▶ [CHALLENGE] Pull every line with the word "bienestar" out of the entries below.

------ RECORDS PROVIDED

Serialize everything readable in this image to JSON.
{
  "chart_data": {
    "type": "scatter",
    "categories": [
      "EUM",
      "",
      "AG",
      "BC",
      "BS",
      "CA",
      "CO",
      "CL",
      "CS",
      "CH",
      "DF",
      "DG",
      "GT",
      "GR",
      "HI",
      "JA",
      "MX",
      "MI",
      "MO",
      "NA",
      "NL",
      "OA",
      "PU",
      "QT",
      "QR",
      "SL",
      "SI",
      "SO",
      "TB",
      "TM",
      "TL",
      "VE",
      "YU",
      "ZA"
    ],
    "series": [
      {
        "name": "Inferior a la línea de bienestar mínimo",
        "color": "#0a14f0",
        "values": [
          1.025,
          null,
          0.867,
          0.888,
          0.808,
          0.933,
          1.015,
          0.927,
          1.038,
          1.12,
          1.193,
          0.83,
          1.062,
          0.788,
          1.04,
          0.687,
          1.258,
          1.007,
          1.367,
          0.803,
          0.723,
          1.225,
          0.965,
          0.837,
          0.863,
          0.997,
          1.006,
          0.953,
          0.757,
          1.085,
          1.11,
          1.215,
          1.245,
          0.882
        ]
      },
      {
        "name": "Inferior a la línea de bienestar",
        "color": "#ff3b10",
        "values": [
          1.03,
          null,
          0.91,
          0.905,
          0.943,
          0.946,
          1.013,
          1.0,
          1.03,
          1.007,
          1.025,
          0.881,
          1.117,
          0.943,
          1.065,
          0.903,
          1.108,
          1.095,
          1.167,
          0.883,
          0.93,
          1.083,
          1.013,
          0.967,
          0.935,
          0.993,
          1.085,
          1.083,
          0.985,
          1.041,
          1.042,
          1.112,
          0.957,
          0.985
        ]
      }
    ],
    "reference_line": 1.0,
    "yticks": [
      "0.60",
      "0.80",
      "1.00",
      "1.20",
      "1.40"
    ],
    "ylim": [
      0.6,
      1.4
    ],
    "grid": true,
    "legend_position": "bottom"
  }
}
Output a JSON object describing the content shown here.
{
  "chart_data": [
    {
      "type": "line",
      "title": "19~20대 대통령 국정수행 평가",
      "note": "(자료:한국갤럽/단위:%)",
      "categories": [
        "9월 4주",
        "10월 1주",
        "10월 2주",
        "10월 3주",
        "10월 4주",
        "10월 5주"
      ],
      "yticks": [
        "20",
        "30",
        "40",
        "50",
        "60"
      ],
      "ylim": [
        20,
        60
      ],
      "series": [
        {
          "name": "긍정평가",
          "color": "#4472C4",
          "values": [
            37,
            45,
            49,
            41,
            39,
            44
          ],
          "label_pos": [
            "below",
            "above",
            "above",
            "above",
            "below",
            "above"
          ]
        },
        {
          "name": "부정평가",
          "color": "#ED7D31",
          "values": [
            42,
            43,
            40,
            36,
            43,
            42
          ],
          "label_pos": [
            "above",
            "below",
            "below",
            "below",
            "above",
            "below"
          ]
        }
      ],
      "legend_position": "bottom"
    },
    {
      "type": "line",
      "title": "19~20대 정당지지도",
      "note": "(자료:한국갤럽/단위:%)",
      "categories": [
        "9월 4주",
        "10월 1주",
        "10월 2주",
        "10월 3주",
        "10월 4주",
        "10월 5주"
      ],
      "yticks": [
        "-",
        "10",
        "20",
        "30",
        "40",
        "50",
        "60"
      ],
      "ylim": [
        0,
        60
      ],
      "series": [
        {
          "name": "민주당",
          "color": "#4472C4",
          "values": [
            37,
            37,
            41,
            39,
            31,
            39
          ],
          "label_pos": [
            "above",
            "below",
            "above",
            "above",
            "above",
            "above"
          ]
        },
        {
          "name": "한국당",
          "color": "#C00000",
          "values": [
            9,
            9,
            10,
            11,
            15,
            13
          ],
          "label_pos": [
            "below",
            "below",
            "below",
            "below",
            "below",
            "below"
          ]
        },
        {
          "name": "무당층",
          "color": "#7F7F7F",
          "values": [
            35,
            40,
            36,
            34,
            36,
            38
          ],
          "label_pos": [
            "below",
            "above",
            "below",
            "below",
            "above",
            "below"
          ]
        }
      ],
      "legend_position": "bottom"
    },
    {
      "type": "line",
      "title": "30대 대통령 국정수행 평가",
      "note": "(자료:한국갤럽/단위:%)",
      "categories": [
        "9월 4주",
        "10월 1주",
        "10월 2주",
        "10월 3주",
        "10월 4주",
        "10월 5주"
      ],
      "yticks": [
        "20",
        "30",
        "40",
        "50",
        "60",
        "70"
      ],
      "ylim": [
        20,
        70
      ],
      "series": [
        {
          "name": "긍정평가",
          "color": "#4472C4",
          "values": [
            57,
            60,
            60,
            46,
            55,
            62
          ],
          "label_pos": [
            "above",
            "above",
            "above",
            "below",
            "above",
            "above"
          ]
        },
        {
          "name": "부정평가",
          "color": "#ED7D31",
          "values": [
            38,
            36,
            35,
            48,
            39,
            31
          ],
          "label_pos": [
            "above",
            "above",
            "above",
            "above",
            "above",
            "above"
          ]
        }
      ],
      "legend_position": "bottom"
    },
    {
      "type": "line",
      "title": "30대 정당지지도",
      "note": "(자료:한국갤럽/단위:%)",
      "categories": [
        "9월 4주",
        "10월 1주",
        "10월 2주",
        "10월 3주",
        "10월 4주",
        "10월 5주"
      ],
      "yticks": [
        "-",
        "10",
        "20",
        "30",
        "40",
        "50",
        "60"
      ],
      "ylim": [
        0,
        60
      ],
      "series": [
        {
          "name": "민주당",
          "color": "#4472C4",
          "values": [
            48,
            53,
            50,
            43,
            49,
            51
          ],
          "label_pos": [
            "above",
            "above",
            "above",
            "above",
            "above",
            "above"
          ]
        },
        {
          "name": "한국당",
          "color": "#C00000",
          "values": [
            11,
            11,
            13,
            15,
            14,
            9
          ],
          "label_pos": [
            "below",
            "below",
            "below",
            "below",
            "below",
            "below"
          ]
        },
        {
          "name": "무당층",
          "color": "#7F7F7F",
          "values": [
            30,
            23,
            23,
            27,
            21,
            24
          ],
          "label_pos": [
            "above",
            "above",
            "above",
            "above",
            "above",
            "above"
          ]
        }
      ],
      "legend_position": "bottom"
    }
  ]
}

------------
------ RECORDS PROVIDED

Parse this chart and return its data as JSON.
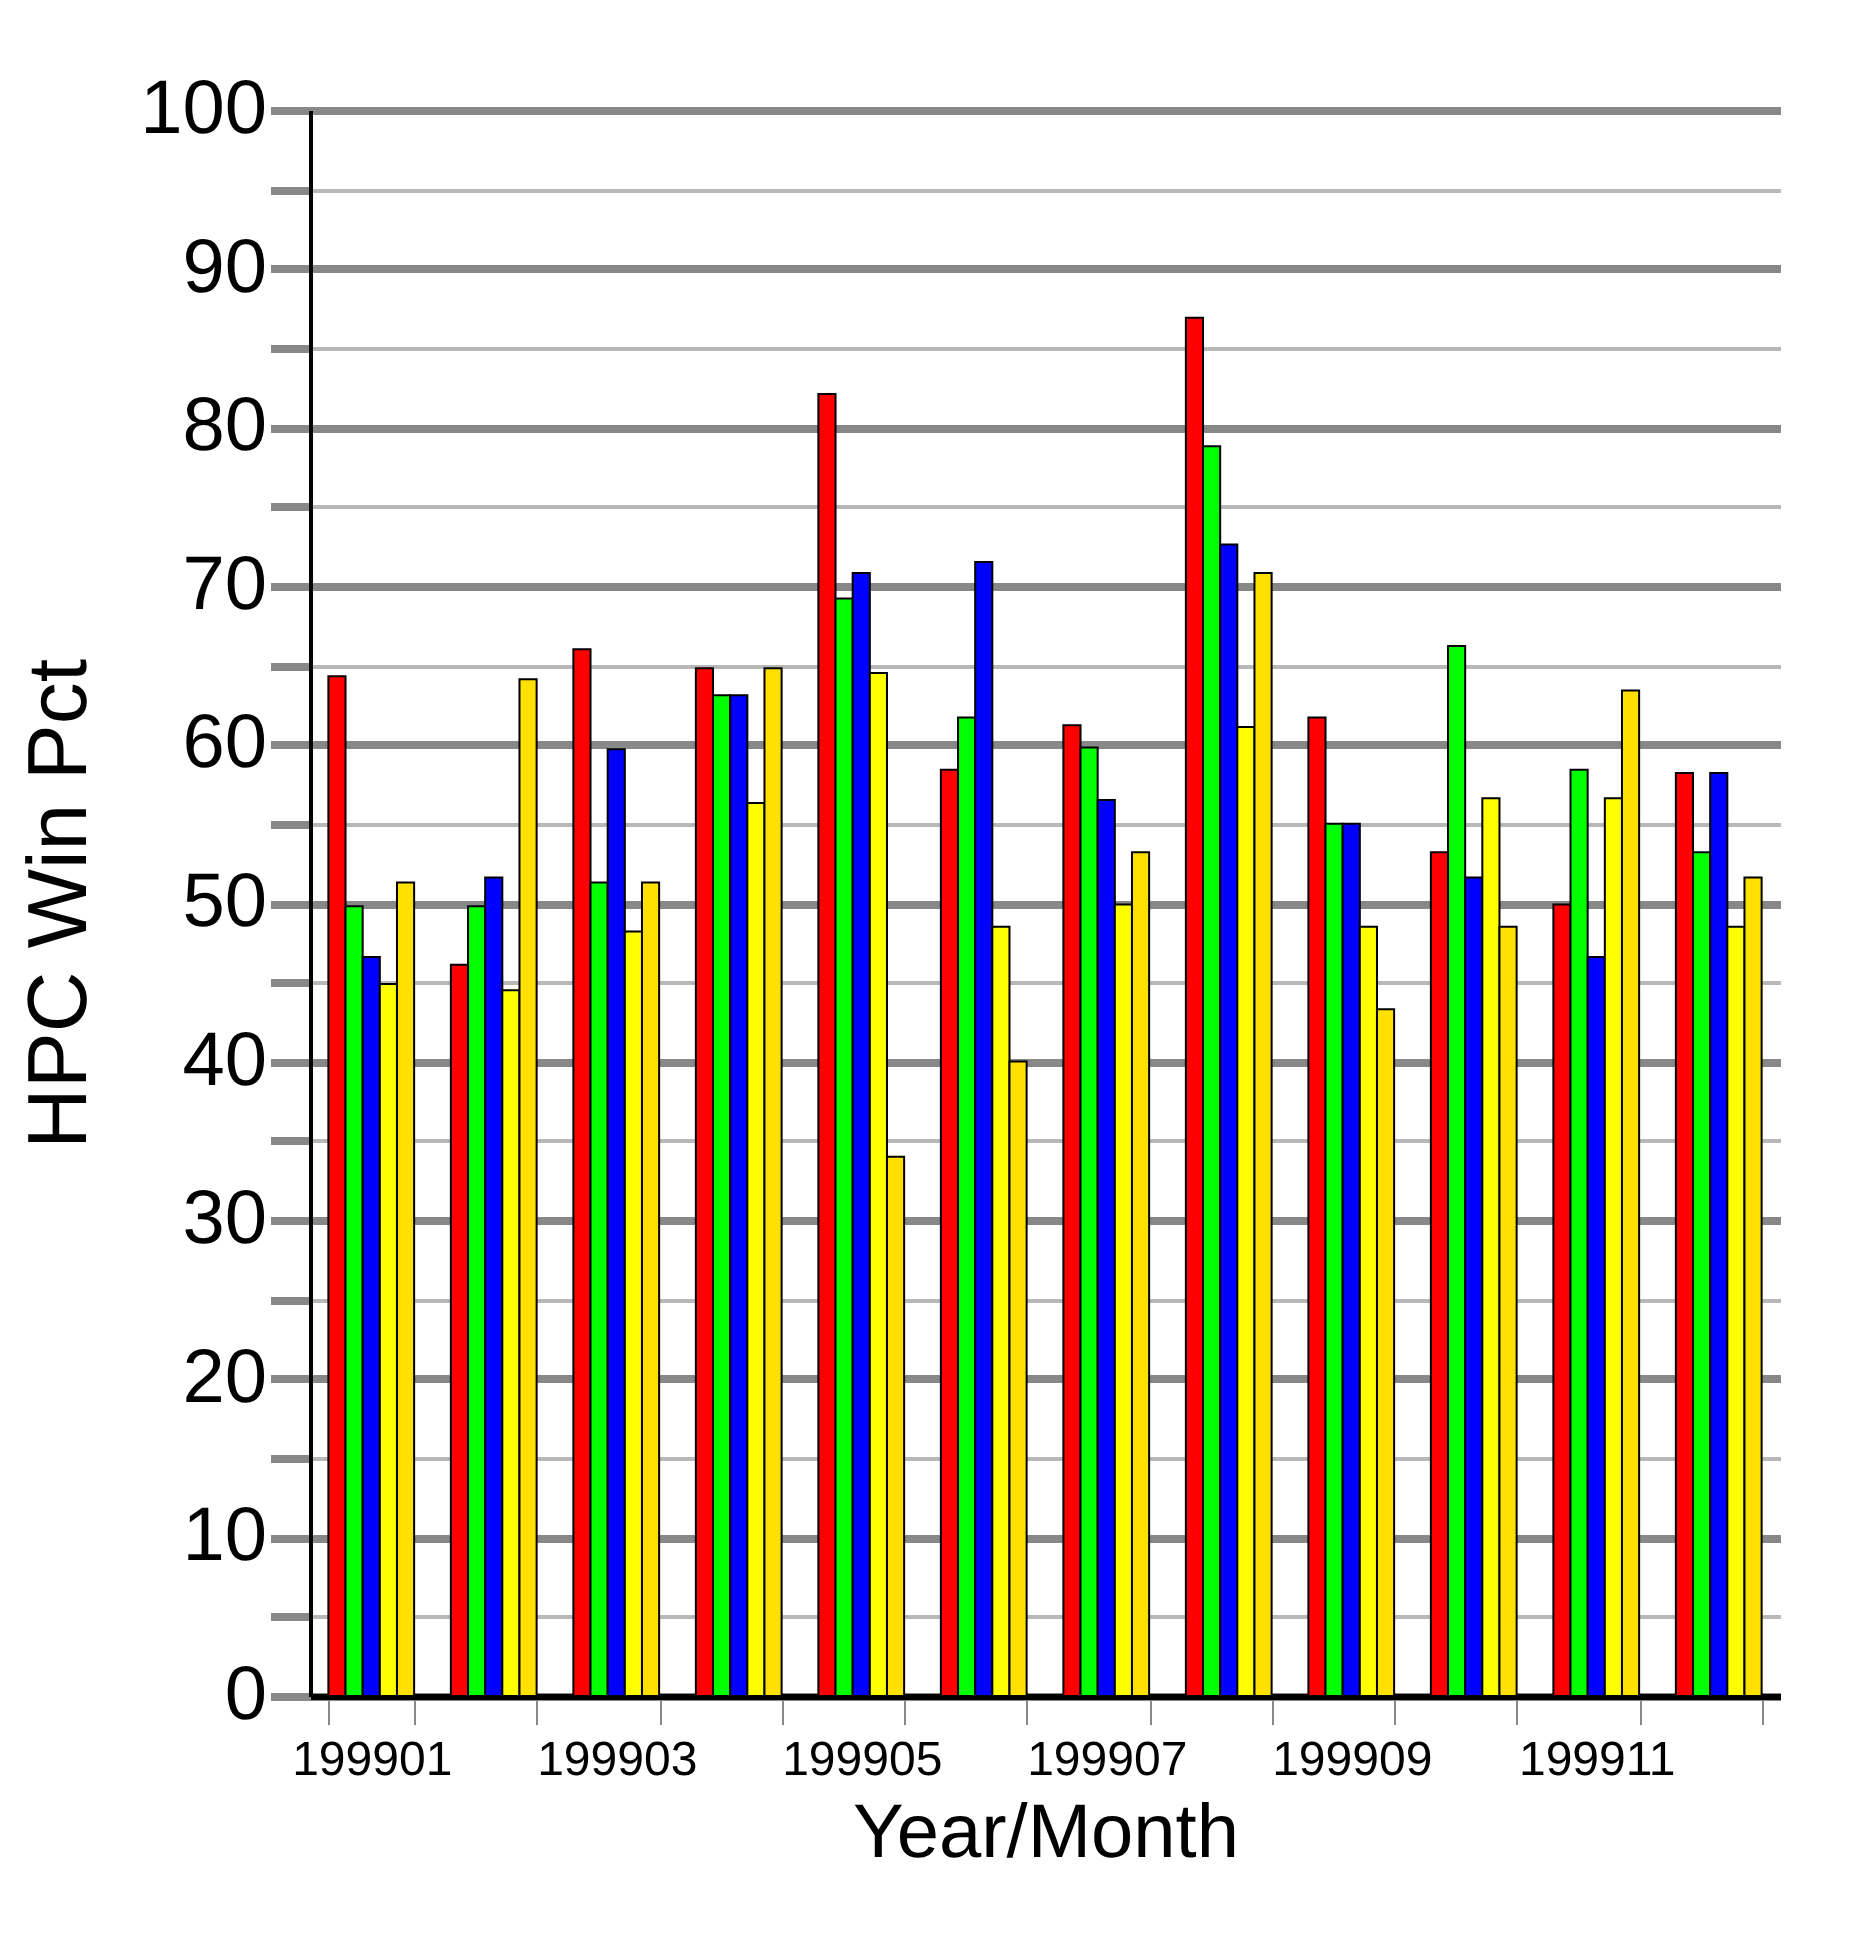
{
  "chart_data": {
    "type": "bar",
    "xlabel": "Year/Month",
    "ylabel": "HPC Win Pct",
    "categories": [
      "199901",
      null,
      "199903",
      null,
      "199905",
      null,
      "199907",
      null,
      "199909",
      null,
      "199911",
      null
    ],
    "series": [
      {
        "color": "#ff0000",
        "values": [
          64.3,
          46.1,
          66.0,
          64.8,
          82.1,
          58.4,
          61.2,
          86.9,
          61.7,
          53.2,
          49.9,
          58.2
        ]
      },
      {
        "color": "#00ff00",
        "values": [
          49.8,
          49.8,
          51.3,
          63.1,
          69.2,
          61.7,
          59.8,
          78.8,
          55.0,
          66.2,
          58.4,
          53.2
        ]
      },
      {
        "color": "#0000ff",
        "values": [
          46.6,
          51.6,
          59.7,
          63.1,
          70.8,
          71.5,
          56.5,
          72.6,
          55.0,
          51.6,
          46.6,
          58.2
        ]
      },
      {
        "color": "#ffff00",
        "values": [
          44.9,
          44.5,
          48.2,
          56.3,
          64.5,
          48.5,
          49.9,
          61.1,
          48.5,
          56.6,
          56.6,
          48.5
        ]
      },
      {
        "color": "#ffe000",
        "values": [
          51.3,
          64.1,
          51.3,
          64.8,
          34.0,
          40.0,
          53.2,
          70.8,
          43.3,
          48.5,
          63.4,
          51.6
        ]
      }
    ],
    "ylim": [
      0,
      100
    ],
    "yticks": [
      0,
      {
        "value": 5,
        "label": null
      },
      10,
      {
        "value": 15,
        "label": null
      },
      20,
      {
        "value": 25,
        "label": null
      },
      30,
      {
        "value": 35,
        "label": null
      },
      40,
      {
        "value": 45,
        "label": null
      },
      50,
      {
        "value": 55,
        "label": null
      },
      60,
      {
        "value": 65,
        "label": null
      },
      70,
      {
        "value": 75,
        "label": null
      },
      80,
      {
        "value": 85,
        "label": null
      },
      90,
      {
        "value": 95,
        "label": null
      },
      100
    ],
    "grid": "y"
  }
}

------------

▶ [COMPLETED EXERCISE]
        "name": "Inferior a la línea de bienestar mínimo",
        "name": "Inferior a la línea de bienestar",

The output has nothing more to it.